### INSTRUCTION
Every line in the listing is to be echoed verbatim.
◆ ◆ ◆ ◆ ◆ ◆ ◆
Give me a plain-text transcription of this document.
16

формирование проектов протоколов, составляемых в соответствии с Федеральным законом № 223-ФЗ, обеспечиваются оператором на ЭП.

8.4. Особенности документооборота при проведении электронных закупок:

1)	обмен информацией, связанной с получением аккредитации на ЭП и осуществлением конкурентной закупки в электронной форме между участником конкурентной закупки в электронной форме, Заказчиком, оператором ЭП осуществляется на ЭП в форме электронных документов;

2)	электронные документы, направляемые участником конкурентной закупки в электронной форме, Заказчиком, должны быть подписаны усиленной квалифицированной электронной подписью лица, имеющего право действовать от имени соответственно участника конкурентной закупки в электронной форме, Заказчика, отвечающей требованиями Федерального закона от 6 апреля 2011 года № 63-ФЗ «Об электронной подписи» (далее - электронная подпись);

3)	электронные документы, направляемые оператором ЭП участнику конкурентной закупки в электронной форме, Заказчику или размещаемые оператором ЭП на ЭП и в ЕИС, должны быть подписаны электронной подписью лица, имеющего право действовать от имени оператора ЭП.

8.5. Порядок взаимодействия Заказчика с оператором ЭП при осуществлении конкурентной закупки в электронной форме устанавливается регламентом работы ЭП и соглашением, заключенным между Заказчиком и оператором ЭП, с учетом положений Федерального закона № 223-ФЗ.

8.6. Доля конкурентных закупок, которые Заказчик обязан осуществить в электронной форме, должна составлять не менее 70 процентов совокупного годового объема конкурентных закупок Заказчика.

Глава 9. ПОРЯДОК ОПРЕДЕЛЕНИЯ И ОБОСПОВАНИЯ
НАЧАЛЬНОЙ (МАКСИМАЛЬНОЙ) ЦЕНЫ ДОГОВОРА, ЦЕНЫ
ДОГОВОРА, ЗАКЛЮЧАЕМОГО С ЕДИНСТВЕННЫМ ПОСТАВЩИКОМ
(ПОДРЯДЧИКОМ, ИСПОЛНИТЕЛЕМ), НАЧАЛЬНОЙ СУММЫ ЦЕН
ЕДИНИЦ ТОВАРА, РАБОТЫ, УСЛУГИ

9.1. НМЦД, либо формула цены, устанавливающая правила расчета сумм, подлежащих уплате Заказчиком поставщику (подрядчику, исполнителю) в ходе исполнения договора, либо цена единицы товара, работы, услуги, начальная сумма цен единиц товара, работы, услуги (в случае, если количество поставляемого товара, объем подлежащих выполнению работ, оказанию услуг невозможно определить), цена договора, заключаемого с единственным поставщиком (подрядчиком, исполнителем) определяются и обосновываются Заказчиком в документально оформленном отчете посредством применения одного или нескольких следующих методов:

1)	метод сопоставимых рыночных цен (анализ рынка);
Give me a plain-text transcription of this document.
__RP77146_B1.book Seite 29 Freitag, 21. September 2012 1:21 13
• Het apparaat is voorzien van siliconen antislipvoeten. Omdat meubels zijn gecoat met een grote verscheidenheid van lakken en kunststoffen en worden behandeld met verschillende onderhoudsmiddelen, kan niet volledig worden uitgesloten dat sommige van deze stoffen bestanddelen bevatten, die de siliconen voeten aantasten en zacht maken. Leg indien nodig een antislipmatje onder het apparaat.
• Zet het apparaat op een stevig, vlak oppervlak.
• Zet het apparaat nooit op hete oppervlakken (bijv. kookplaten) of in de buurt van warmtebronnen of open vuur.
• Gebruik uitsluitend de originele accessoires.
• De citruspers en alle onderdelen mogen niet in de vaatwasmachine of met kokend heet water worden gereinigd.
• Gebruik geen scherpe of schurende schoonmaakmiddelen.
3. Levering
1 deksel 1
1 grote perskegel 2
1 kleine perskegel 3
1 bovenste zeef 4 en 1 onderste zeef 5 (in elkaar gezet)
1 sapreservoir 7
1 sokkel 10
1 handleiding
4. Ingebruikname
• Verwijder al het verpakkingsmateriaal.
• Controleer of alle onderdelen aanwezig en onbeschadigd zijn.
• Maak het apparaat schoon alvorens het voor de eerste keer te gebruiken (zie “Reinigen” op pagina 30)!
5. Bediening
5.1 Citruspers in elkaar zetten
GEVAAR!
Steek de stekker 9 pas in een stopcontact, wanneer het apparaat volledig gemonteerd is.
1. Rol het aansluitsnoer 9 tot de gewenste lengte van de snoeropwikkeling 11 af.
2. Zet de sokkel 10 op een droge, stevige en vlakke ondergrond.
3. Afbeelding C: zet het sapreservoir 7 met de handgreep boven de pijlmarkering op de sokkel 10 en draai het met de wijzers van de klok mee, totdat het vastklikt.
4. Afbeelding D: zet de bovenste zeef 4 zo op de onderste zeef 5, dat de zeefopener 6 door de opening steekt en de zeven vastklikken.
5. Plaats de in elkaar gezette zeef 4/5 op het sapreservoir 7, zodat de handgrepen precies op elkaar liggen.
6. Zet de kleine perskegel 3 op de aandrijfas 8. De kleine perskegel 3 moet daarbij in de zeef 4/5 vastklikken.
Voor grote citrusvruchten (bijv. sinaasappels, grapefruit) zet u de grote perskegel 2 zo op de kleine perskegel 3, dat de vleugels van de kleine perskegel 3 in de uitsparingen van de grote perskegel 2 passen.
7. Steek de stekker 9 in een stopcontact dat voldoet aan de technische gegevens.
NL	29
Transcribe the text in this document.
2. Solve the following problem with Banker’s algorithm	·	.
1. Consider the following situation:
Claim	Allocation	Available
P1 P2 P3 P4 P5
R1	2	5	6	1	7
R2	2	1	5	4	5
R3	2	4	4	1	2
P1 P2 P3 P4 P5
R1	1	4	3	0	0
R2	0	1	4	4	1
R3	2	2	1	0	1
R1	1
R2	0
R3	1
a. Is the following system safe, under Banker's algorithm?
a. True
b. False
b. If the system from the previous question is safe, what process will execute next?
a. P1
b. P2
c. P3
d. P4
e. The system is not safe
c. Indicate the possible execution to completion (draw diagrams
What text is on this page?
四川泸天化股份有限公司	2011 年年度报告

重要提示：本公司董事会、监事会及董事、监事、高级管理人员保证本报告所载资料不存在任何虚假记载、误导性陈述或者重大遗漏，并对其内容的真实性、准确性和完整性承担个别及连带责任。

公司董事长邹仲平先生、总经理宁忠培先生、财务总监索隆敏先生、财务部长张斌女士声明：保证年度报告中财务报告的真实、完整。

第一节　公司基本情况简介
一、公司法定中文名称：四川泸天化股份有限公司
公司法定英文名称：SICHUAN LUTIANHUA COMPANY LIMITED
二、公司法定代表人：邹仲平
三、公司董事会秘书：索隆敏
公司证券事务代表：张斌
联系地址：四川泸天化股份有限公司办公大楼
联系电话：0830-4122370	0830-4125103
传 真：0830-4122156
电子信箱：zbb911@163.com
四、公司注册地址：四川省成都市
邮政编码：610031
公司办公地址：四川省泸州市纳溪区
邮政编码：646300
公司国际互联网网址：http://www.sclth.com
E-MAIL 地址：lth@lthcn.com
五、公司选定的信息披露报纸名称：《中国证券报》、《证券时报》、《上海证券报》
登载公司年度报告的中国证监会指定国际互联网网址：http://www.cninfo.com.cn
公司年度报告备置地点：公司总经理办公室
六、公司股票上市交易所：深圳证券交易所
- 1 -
◆ ◆ ◆ ◆ ◆ ◆ ◆
### SOLUTION FOR THIS EXERCISE
Give me a plain-text transcription of this document.
16

формирование проектов протоколов, составляемых в соответствии с Федеральным законом № 223-ФЗ, обеспечиваются оператором на ЭП.

8.4. Особенности документооборота при проведении электронных закупок:

1)	обмен информацией, связанной с получением аккредитации на ЭП и осуществлением конкурентной закупки в электронной форме между участником конкурентной закупки в электронной форме, Заказчиком, оператором ЭП осуществляется на ЭП в форме электронных документов;

2)	электронные документы, направляемые участником конкурентной закупки в электронной форме, Заказчиком, должны быть подписаны усиленной квалифицированной электронной подписью лица, имеющего право действовать от имени соответственно участника конкурентной закупки в электронной форме, Заказчика, отвечающей требованиями Федерального закона от 6 апреля 2011 года № 63-ФЗ «Об электронной подписи» (далее - электронная подпись);

3)	электронные документы, направляемые оператором ЭП участнику конкурентной закупки в электронной форме, Заказчику или размещаемые оператором ЭП на ЭП и в ЕИС, должны быть подписаны электронной подписью лица, имеющего право действовать от имени оператора ЭП.

8.5. Порядок взаимодействия Заказчика с оператором ЭП при осуществлении конкурентной закупки в электронной форме устанавливается регламентом работы ЭП и соглашением, заключенным между Заказчиком и оператором ЭП, с учетом положений Федерального закона № 223-ФЗ.

8.6. Доля конкурентных закупок, которые Заказчик обязан осуществить в электронной форме, должна составлять не менее 70 процентов совокупного годового объема конкурентных закупок Заказчика.

Глава 9. ПОРЯДОК ОПРЕДЕЛЕНИЯ И ОБОСПОВАНИЯ
НАЧАЛЬНОЙ (МАКСИМАЛЬНОЙ) ЦЕНЫ ДОГОВОРА, ЦЕНЫ
ДОГОВОРА, ЗАКЛЮЧАЕМОГО С ЕДИНСТВЕННЫМ ПОСТАВЩИКОМ
(ПОДРЯДЧИКОМ, ИСПОЛНИТЕЛЕМ), НАЧАЛЬНОЙ СУММЫ ЦЕН
ЕДИНИЦ ТОВАРА, РАБОТЫ, УСЛУГИ

9.1. НМЦД, либо формула цены, устанавливающая правила расчета сумм, подлежащих уплате Заказчиком поставщику (подрядчику, исполнителю) в ходе исполнения договора, либо цена единицы товара, работы, услуги, начальная сумма цен единиц товара, работы, услуги (в случае, если количество поставляемого товара, объем подлежащих выполнению работ, оказанию услуг невозможно определить), цена договора, заключаемого с единственным поставщиком (подрядчиком, исполнителем) определяются и обосновываются Заказчиком в документально оформленном отчете посредством применения одного или нескольких следующих методов:

1)	метод сопоставимых рыночных цен (анализ рынка);
Give me a plain-text transcription of this document.
__RP77146_B1.book Seite 29 Freitag, 21. September 2012 1:21 13
• Het apparaat is voorzien van siliconen antislipvoeten. Omdat meubels zijn gecoat met een grote verscheidenheid van lakken en kunststoffen en worden behandeld met verschillende onderhoudsmiddelen, kan niet volledig worden uitgesloten dat sommige van deze stoffen bestanddelen bevatten, die de siliconen voeten aantasten en zacht maken. Leg indien nodig een antislipmatje onder het apparaat.
• Zet het apparaat op een stevig, vlak oppervlak.
• Zet het apparaat nooit op hete oppervlakken (bijv. kookplaten) of in de buurt van warmtebronnen of open vuur.
• Gebruik uitsluitend de originele accessoires.
• De citruspers en alle onderdelen mogen niet in de vaatwasmachine of met kokend heet water worden gereinigd.
• Gebruik geen scherpe of schurende schoonmaakmiddelen.
3. Levering
1 deksel 1
1 grote perskegel 2
1 kleine perskegel 3
1 bovenste zeef 4 en 1 onderste zeef 5 (in elkaar gezet)
1 sapreservoir 7
1 sokkel 10
1 handleiding
4. Ingebruikname
• Verwijder al het verpakkingsmateriaal.
• Controleer of alle onderdelen aanwezig en onbeschadigd zijn.
• Maak het apparaat schoon alvorens het voor de eerste keer te gebruiken (zie “Reinigen” op pagina 30)!
5. Bediening
5.1 Citruspers in elkaar zetten
GEVAAR!
Steek de stekker 9 pas in een stopcontact, wanneer het apparaat volledig gemonteerd is.
1. Rol het aansluitsnoer 9 tot de gewenste lengte van de snoeropwikkeling 11 af.
2. Zet de sokkel 10 op een droge, stevige en vlakke ondergrond.
3. Afbeelding C: zet het sapreservoir 7 met de handgreep boven de pijlmarkering op de sokkel 10 en draai het met de wijzers van de klok mee, totdat het vastklikt.
4. Afbeelding D: zet de bovenste zeef 4 zo op de onderste zeef 5, dat de zeefopener 6 door de opening steekt en de zeven vastklikken.
5. Plaats de in elkaar gezette zeef 4/5 op het sapreservoir 7, zodat de handgrepen precies op elkaar liggen.
6. Zet de kleine perskegel 3 op de aandrijfas 8. De kleine perskegel 3 moet daarbij in de zeef 4/5 vastklikken.
Voor grote citrusvruchten (bijv. sinaasappels, grapefruit) zet u de grote perskegel 2 zo op de kleine perskegel 3, dat de vleugels van de kleine perskegel 3 in de uitsparingen van de grote perskegel 2 passen.
7. Steek de stekker 9 in een stopcontact dat voldoet aan de technische gegevens.
NL	29
Transcribe the text in this document.
2. Solve the following problem with Banker’s algorithm	·	.
1. Consider the following situation:
Claim	Allocation	Available
P1 P2 P3 P4 P5
R1	2	5	6	1	7
R2	2	1	5	4	5
R3	2	4	4	1	2
P1 P2 P3 P4 P5
R1	1	4	3	0	0
R2	0	1	4	4	1
R3	2	2	1	0	1
R1	1
R2	0
R3	1
a. Is the following system safe, under Banker's algorithm?
a. True
b. False
b. If the system from the previous question is safe, what process will execute next?
a. P1
b. P2
c. P3
d. P4
e. The system is not safe
c. Indicate the possible execution to completion (draw diagrams
What text is on this page?
四川泸天化股份有限公司	2011 年年度报告

重要提示：本公司董事会、监事会及董事、监事、高级管理人员保证本报告所载资料不存在任何虚假记载、误导性陈述或者重大遗漏，并对其内容的真实性、准确性和完整性承担个别及连带责任。

公司董事长邹仲平先生、总经理宁忠培先生、财务总监索隆敏先生、财务部长张斌女士声明：保证年度报告中财务报告的真实、完整。

第一节　公司基本情况简介
一、公司法定中文名称：四川泸天化股份有限公司
公司法定英文名称：SICHUAN LUTIANHUA COMPANY LIMITED
二、公司法定代表人：邹仲平
三、公司董事会秘书：索隆敏
公司证券事务代表：张斌
联系地址：四川泸天化股份有限公司办公大楼
联系电话：0830-4122370	0830-4125103
传 真：0830-4122156
电子信箱：zbb911@163.com
四、公司注册地址：四川省成都市
邮政编码：610031
公司办公地址：四川省泸州市纳溪区
邮政编码：646300
公司国际互联网网址：http://www.sclth.com
E-MAIL 地址：lth@lthcn.com
五、公司选定的信息披露报纸名称：《中国证券报》、《证券时报》、《上海证券报》
登载公司年度报告的中国证监会指定国际互联网网址：http://www.cninfo.com.cn
公司年度报告备置地点：公司总经理办公室
六、公司股票上市交易所：深圳证券交易所
- 1 -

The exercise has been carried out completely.